What needs to be done: Retype exactly and only the lines from the one that contains "Read all visible" through the final line of the data; pictures are left out.

------------------------------------------------

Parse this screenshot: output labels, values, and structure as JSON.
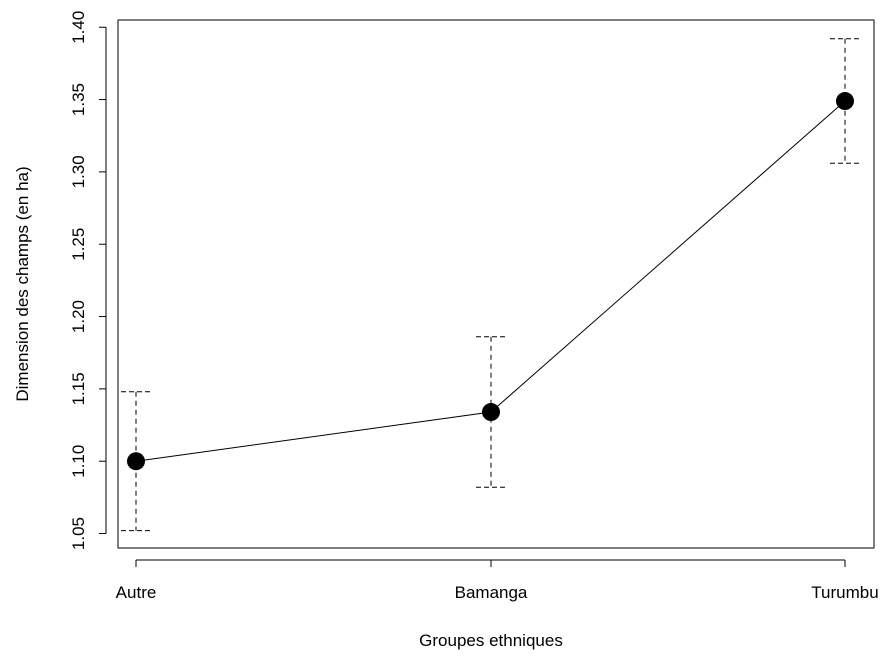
{
  "chart_data": {
    "type": "line",
    "title": "",
    "xlabel": "Groupes ethniques",
    "ylabel": "Dimension des champs (en ha)",
    "categories": [
      "Autre",
      "Bamanga",
      "Turumbu"
    ],
    "values": [
      1.1,
      1.134,
      1.349
    ],
    "error_low": [
      1.052,
      1.082,
      1.306
    ],
    "error_high": [
      1.148,
      1.186,
      1.392
    ],
    "ylim": [
      1.04,
      1.405
    ],
    "yticks": [
      1.05,
      1.1,
      1.15,
      1.2,
      1.25,
      1.3,
      1.35,
      1.4
    ],
    "ytick_labels": [
      "1.05",
      "1.10",
      "1.15",
      "1.20",
      "1.25",
      "1.30",
      "1.35",
      "1.40"
    ],
    "grid": false,
    "legend": "none",
    "colors": {
      "line": "#000000",
      "marker": "#000000",
      "frame": "#000000"
    }
  }
}
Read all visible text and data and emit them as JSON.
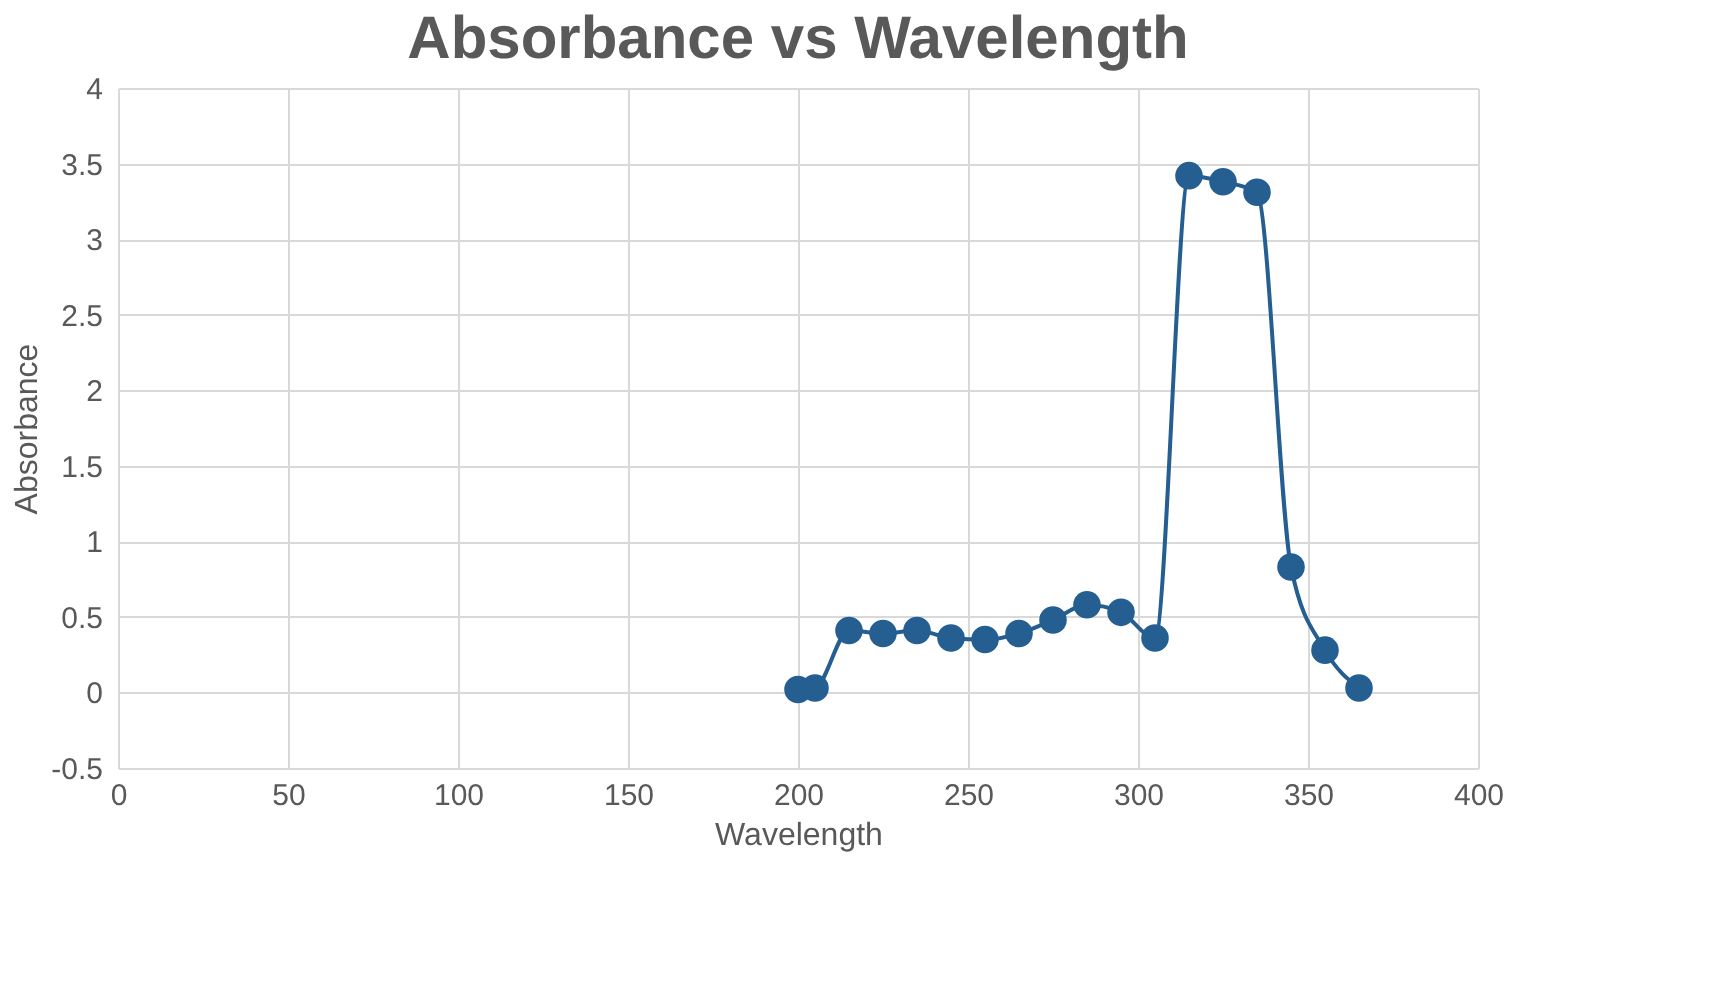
{
  "chart_data": {
    "type": "line",
    "title": "Absorbance vs Wavelength",
    "xlabel": "Wavelength",
    "ylabel": "Absorbance",
    "x": [
      200,
      205,
      215,
      225,
      235,
      245,
      255,
      265,
      275,
      285,
      295,
      305,
      315,
      325,
      335,
      345,
      355,
      365
    ],
    "series": [
      {
        "color": "#255e91",
        "values": [
          0.02,
          0.03,
          0.41,
          0.39,
          0.41,
          0.36,
          0.35,
          0.39,
          0.48,
          0.58,
          0.53,
          0.36,
          3.42,
          3.38,
          3.31,
          0.83,
          0.28,
          0.03
        ]
      }
    ],
    "xlim": [
      0,
      400
    ],
    "xticks": [
      0,
      50,
      100,
      150,
      200,
      250,
      300,
      350,
      400
    ],
    "ylim": [
      -0.5,
      4
    ],
    "yticks": [
      -0.5,
      0,
      0.5,
      1,
      1.5,
      2,
      2.5,
      3,
      3.5,
      4
    ],
    "grid": true,
    "marker": "circle",
    "line_style": "solid"
  }
}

------------------------------------------------

Task response:
Read all visible text and data and emit them as JSON.
{
  "chart_data": {
    "type": "line",
    "title": "Absorbance vs Wavelength",
    "xlabel": "Wavelength",
    "ylabel": "Absorbance",
    "x": [
      200,
      205,
      215,
      225,
      235,
      245,
      255,
      265,
      275,
      285,
      295,
      305,
      315,
      325,
      335,
      345,
      355,
      365
    ],
    "series": [
      {
        "color": "#255e91",
        "values": [
          0.02,
          0.03,
          0.41,
          0.39,
          0.41,
          0.36,
          0.35,
          0.39,
          0.48,
          0.58,
          0.53,
          0.36,
          3.42,
          3.38,
          3.31,
          0.83,
          0.28,
          0.03
        ]
      }
    ],
    "xlim": [
      0,
      400
    ],
    "xticks": [
      0,
      50,
      100,
      150,
      200,
      250,
      300,
      350,
      400
    ],
    "ylim": [
      -0.5,
      4
    ],
    "yticks": [
      -0.5,
      0,
      0.5,
      1,
      1.5,
      2,
      2.5,
      3,
      3.5,
      4
    ],
    "grid": true,
    "marker": "circle",
    "line_style": "solid"
  }
}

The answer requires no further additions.